WORK INSTRUCTIONS
• 1. In the passage about John Cullen Murphy, what did he draw to get cash during the Bank of Ireland strike?
• 2. Extend the passage about John Cullen Murphy's cartooning career, starting after its final sentence.

PASSAGE PROVIDED

John Cullen Murphy is best known for his decades of work on the popular adventure comic Prince Valiant, which he took over as illustrator from the comic’s creator Hal Foster in 1970, with his son, Cullen taking over as the writer of the series in 1979.
Just before that, Murphy’s son writes, “our family relocated to Ireland” for two years, while Murphy was also writing and drawing a boxing strip called Big Ben Bolt. A subsequent Bank of Ireland strike provided Murphy with an opportunity to both dazzle his children and put his art to more practical use.
“We had finally run out of cash,” Cullen Murphy writes. “How could we get cash? My father went to his drawing board.” John Cullen Murphy proceeds to create his own artful Bank of Ireland checks, complete with “his own fanciful version of the bank’s great seal.” Local shopkeepers never questioned Murphy’s fiscal art.
“The character Harold in Crockett Johnson’s famous children’s book uses a purple crayon to draw his own reality wherever he goes,” writes Murphy. “My father apparently possessed this same power. Every cartoonist did.”

STORED DATA
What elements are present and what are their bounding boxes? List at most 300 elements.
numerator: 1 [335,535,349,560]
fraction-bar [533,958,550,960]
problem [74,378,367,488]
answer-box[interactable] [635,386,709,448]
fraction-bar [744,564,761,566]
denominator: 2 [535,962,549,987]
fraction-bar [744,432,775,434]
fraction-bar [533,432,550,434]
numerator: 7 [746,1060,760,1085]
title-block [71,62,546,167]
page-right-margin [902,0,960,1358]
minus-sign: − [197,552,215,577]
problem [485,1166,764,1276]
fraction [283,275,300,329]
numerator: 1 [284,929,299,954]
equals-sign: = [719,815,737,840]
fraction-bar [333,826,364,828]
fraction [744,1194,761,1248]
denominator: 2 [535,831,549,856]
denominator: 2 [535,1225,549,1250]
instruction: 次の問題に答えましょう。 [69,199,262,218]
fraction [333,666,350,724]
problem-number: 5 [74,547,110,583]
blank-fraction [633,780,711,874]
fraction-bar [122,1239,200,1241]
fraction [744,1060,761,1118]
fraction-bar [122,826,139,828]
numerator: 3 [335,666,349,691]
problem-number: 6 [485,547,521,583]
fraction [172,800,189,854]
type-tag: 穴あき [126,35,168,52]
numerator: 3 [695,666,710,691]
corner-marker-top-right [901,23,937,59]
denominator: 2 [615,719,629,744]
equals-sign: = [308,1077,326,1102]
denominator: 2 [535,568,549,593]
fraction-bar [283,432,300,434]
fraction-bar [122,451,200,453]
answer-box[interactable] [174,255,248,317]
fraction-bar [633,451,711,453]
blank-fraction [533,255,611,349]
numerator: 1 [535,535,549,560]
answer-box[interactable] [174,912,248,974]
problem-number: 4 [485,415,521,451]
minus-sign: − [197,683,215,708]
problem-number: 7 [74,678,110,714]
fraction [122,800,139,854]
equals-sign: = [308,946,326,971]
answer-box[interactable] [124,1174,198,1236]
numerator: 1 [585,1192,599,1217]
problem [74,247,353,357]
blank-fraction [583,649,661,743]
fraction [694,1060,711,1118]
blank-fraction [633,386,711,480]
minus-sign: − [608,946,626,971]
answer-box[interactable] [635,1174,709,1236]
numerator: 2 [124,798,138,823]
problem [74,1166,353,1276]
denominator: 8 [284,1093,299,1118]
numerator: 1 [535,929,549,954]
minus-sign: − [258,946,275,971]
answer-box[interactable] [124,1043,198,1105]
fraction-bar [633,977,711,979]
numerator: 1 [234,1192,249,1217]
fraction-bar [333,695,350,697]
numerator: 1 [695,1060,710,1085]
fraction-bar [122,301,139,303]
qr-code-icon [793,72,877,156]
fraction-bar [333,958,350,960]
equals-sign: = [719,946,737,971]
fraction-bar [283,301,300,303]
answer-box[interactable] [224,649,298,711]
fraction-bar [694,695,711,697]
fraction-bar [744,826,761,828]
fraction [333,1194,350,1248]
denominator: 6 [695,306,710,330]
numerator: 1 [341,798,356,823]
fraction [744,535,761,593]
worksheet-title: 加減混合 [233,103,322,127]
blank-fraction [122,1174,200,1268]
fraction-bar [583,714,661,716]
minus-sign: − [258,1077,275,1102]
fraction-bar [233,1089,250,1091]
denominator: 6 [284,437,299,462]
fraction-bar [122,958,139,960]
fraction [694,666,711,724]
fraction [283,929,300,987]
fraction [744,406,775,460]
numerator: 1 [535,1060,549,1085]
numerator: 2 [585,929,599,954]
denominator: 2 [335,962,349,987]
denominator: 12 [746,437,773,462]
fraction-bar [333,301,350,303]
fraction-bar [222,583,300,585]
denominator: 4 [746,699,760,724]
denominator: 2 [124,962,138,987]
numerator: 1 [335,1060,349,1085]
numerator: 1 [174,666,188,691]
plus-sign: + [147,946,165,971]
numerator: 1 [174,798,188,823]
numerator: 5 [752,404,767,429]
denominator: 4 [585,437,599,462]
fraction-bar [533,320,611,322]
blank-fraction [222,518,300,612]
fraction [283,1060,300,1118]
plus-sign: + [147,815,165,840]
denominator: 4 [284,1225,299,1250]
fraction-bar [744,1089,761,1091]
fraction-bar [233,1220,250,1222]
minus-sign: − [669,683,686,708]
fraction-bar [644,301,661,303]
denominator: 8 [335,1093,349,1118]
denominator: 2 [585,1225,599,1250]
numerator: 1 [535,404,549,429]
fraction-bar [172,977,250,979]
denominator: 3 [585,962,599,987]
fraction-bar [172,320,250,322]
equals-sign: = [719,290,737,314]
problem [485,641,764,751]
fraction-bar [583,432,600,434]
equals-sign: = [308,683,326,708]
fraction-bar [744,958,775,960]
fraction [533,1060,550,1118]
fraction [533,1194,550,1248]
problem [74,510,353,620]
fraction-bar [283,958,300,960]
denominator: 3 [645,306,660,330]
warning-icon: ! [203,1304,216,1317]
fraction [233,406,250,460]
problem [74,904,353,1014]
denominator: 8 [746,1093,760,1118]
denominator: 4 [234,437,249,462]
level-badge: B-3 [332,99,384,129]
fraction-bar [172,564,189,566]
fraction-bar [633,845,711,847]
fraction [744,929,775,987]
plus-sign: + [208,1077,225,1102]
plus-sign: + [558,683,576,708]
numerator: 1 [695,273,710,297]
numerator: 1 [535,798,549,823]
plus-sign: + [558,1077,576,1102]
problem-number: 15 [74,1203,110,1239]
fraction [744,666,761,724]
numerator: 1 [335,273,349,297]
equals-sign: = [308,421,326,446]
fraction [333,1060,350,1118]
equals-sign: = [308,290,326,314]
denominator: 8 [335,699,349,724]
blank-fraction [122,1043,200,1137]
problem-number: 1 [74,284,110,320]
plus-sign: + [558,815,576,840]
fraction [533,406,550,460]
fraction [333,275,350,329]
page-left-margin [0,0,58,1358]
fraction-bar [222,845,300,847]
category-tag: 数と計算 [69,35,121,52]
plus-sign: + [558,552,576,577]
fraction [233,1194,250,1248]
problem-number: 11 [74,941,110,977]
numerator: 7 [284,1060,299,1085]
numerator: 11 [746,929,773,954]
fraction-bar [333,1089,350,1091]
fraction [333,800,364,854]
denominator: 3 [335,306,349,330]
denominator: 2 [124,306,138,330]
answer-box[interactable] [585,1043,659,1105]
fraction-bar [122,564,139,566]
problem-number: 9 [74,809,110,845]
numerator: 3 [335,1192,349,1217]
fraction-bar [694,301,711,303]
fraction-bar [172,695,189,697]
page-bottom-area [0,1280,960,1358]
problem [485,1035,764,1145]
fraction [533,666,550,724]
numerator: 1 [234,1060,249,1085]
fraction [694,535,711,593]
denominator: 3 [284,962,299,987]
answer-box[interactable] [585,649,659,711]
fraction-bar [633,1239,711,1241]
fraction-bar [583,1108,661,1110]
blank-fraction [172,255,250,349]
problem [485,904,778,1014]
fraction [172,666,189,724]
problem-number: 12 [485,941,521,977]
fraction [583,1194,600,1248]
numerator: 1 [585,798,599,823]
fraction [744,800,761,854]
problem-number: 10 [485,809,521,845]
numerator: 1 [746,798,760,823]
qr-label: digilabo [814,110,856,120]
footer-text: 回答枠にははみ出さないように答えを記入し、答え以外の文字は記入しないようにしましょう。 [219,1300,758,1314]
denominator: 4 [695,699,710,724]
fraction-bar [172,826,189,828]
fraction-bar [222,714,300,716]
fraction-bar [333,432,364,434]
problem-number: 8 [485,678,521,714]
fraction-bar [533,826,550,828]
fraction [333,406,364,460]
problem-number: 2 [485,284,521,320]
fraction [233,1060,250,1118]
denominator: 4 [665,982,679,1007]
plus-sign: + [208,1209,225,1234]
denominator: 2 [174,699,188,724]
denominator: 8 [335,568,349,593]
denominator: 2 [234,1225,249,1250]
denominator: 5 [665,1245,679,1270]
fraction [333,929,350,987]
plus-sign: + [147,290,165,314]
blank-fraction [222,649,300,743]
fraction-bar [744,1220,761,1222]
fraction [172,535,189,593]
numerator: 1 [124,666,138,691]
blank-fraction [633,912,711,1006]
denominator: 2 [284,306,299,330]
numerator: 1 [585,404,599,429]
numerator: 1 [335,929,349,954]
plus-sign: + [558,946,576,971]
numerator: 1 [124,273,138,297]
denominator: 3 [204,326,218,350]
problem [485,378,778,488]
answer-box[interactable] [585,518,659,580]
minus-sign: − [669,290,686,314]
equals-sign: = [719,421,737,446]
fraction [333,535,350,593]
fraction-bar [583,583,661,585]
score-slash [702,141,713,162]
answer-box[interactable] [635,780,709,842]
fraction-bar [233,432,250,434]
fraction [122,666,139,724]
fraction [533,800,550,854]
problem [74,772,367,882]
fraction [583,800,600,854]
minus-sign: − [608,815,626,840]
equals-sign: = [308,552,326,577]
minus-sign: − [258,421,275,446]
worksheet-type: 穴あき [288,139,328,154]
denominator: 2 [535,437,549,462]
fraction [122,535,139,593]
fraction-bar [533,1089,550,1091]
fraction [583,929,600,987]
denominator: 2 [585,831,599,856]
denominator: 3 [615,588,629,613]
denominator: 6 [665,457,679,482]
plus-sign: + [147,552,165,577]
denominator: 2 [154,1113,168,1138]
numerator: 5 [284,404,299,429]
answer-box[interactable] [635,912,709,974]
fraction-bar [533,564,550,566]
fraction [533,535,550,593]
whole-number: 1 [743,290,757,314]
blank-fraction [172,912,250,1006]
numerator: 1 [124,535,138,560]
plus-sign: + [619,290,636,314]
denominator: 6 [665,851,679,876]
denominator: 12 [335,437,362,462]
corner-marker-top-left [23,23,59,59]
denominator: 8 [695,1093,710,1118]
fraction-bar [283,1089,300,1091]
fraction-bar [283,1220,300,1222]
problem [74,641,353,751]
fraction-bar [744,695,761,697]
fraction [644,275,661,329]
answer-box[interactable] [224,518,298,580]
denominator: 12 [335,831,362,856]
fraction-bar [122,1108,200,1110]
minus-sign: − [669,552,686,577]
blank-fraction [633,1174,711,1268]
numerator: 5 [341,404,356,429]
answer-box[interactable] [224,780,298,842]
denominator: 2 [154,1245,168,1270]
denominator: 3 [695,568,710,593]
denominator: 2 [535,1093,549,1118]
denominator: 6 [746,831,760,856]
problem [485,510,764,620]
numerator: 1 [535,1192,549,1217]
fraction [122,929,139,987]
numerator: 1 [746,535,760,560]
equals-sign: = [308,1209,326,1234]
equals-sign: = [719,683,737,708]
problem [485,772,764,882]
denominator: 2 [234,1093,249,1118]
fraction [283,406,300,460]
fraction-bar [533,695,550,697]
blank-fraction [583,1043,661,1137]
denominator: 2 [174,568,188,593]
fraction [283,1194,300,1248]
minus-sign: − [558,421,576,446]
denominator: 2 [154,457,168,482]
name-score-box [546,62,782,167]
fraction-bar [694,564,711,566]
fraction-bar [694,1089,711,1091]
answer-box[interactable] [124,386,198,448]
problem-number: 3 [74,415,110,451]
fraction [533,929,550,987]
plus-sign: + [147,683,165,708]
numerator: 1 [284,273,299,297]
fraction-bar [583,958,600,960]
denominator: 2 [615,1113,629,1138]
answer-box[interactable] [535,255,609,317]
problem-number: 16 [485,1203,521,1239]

OUTPUTS BY TASK
• 1. He drew his own Bank of Ireland checks, complete with his own fanciful version of the bank's great seal.

• 2.
The New Generation Even as Prince Valiant and Pogo continued running in newspapers, comics – and the entire entertainment industry – underwent a radical evolution in the late 1980s, beginning with Irish-American actor Michael Keaton’s star turn as Batman in director Tim Burton’s dark new take on Gotham’s caped crusader. Suddenly, superheroes were complicated, and comic books – and longer so-called “graphic novels” – became equally complex.
One of the most interesting of the 1990s was The Road to Perdition, about an Irish-American gangster named Michael O’Sullivan, (based loosely on the real-life criminal John Patrick Looney). In 2002, The Road to Perdition was turned into an acclaimed movie starring Tom Hanks and Paul Newman, and directed by Academy Award-winner Sam Mendes.
The Irish in comics and graphic novels have become only more prominent in the 21st century, with artists like Derek McCulloch exploring 100 years of the Irish immigrant experience in Gone to Amerikay, Christine Kinealy and John Walsh recounting the Great Hunger in The Bad Times: An Drochshaol, and Irish-born Gerry Hunt releasing an entire series of graphic novels about Irish history.
Meanwhile, a recent mini-series entitled The Brave and the Bold placed Batman and Wonder Woman in the mythical Irish land of Tír na Nóg.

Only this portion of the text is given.